__Data shown__.

.....

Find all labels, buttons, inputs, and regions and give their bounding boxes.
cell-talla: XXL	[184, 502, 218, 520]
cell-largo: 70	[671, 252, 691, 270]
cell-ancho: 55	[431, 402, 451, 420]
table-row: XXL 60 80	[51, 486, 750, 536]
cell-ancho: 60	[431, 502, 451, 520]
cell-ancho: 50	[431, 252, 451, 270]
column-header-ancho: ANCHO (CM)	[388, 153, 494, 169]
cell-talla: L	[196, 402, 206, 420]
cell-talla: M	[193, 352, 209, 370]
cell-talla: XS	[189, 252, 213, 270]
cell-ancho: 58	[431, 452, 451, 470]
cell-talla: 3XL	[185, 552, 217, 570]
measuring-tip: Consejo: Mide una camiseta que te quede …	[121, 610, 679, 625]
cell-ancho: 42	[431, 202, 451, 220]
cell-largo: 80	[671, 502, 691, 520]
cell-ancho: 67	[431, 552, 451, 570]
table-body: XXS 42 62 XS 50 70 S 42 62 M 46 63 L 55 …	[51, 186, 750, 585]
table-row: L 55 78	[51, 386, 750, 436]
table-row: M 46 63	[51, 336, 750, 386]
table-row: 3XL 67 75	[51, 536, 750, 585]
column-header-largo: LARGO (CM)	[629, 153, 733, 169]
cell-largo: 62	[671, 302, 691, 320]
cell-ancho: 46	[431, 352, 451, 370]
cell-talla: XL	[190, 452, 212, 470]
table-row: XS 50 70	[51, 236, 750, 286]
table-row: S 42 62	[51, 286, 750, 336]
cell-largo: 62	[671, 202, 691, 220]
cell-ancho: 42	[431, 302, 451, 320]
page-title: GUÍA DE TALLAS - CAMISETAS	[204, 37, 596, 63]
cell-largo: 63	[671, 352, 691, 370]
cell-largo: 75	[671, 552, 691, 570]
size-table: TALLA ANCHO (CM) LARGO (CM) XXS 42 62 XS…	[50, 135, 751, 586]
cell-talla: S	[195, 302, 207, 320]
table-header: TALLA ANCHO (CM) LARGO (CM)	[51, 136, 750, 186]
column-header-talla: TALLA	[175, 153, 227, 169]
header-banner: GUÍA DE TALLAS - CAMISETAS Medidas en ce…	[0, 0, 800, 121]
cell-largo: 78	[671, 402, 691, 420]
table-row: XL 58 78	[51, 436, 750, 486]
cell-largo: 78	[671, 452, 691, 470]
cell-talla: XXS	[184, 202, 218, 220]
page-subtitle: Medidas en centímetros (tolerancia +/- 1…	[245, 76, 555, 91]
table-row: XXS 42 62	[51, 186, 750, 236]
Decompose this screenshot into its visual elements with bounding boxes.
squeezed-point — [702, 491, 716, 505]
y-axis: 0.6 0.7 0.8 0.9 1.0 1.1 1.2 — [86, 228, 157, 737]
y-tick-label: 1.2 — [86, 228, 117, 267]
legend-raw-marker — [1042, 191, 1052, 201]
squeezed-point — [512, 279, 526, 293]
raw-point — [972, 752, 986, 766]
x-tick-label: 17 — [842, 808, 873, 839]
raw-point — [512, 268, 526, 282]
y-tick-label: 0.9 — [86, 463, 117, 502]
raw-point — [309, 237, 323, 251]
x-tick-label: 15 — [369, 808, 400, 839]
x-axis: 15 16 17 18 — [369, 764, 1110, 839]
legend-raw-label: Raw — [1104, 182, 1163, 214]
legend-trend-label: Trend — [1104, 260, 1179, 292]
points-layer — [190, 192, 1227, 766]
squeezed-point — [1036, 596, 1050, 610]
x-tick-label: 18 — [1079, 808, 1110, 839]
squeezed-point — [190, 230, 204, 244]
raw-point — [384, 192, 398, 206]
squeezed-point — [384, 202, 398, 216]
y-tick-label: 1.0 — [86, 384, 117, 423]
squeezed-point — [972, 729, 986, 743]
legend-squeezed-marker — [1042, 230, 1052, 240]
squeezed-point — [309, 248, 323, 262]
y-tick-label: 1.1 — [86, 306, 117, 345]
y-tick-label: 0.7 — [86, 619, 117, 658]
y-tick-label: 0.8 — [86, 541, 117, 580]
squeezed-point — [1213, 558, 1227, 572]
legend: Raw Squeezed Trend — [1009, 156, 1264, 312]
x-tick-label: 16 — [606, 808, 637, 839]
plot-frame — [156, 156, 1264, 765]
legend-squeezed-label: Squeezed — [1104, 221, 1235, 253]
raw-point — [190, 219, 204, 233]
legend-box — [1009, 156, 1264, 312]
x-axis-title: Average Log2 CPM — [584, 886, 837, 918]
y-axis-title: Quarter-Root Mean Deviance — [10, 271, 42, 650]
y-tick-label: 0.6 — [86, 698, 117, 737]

.....

__Stated task__.
Reproduce every one of the lines above verbatim, with each character and each line break unchanged.

__Result of this exercise__.
Find all labels, buttons, inputs, and regions and give their bounding boxes.
cell-talla: XXL	[184, 502, 218, 520]
cell-largo: 70	[671, 252, 691, 270]
cell-ancho: 55	[431, 402, 451, 420]
table-row: XXL 60 80	[51, 486, 750, 536]
cell-ancho: 60	[431, 502, 451, 520]
cell-ancho: 50	[431, 252, 451, 270]
column-header-ancho: ANCHO (CM)	[388, 153, 494, 169]
cell-talla: L	[196, 402, 206, 420]
cell-talla: M	[193, 352, 209, 370]
cell-talla: XS	[189, 252, 213, 270]
cell-ancho: 58	[431, 452, 451, 470]
cell-talla: 3XL	[185, 552, 217, 570]
measuring-tip: Consejo: Mide una camiseta que te quede …	[121, 610, 679, 625]
cell-ancho: 42	[431, 202, 451, 220]
cell-largo: 80	[671, 502, 691, 520]
cell-ancho: 67	[431, 552, 451, 570]
table-body: XXS 42 62 XS 50 70 S 42 62 M 46 63 L 55 …	[51, 186, 750, 585]
table-row: L 55 78	[51, 386, 750, 436]
table-row: M 46 63	[51, 336, 750, 386]
table-row: 3XL 67 75	[51, 536, 750, 585]
column-header-largo: LARGO (CM)	[629, 153, 733, 169]
cell-largo: 62	[671, 302, 691, 320]
cell-ancho: 46	[431, 352, 451, 370]
cell-talla: XL	[190, 452, 212, 470]
table-row: XS 50 70	[51, 236, 750, 286]
table-row: S 42 62	[51, 286, 750, 336]
cell-largo: 62	[671, 202, 691, 220]
cell-ancho: 42	[431, 302, 451, 320]
page-title: GUÍA DE TALLAS - CAMISETAS	[204, 37, 596, 63]
cell-largo: 63	[671, 352, 691, 370]
cell-largo: 75	[671, 552, 691, 570]
size-table: TALLA ANCHO (CM) LARGO (CM) XXS 42 62 XS…	[50, 135, 751, 586]
cell-talla: S	[195, 302, 207, 320]
table-header: TALLA ANCHO (CM) LARGO (CM)	[51, 136, 750, 186]
column-header-talla: TALLA	[175, 153, 227, 169]
header-banner: GUÍA DE TALLAS - CAMISETAS Medidas en ce…	[0, 0, 800, 121]
cell-largo: 78	[671, 402, 691, 420]
table-row: XL 58 78	[51, 436, 750, 486]
cell-largo: 78	[671, 452, 691, 470]
cell-talla: XXS	[184, 202, 218, 220]
page-subtitle: Medidas en centímetros (tolerancia +/- 1…	[245, 76, 555, 91]
table-row: XXS 42 62	[51, 186, 750, 236]
Decompose this screenshot into its visual elements with bounding boxes.
squeezed-point — [702, 491, 716, 505]
y-axis: 0.6 0.7 0.8 0.9 1.0 1.1 1.2 — [86, 228, 157, 737]
y-tick-label: 1.2 — [86, 228, 117, 267]
legend-raw-marker — [1042, 191, 1052, 201]
squeezed-point — [512, 279, 526, 293]
raw-point — [972, 752, 986, 766]
x-tick-label: 17 — [842, 808, 873, 839]
raw-point — [512, 268, 526, 282]
y-tick-label: 0.9 — [86, 463, 117, 502]
raw-point — [309, 237, 323, 251]
x-tick-label: 15 — [369, 808, 400, 839]
x-axis: 15 16 17 18 — [369, 764, 1110, 839]
legend-raw-label: Raw — [1104, 182, 1163, 214]
legend-trend-label: Trend — [1104, 260, 1179, 292]
points-layer — [190, 192, 1227, 766]
squeezed-point — [1036, 596, 1050, 610]
x-tick-label: 18 — [1079, 808, 1110, 839]
squeezed-point — [190, 230, 204, 244]
raw-point — [384, 192, 398, 206]
squeezed-point — [384, 202, 398, 216]
y-tick-label: 1.0 — [86, 384, 117, 423]
squeezed-point — [972, 729, 986, 743]
legend-squeezed-marker — [1042, 230, 1052, 240]
squeezed-point — [309, 248, 323, 262]
y-tick-label: 1.1 — [86, 306, 117, 345]
y-tick-label: 0.7 — [86, 619, 117, 658]
y-tick-label: 0.8 — [86, 541, 117, 580]
squeezed-point — [1213, 558, 1227, 572]
legend: Raw Squeezed Trend — [1009, 156, 1264, 312]
x-tick-label: 16 — [606, 808, 637, 839]
plot-frame — [156, 156, 1264, 765]
legend-squeezed-label: Squeezed — [1104, 221, 1235, 253]
raw-point — [190, 219, 204, 233]
legend-box — [1009, 156, 1264, 312]
x-axis-title: Average Log2 CPM — [584, 886, 837, 918]
y-axis-title: Quarter-Root Mean Deviance — [10, 271, 42, 650]
y-tick-label: 0.6 — [86, 698, 117, 737]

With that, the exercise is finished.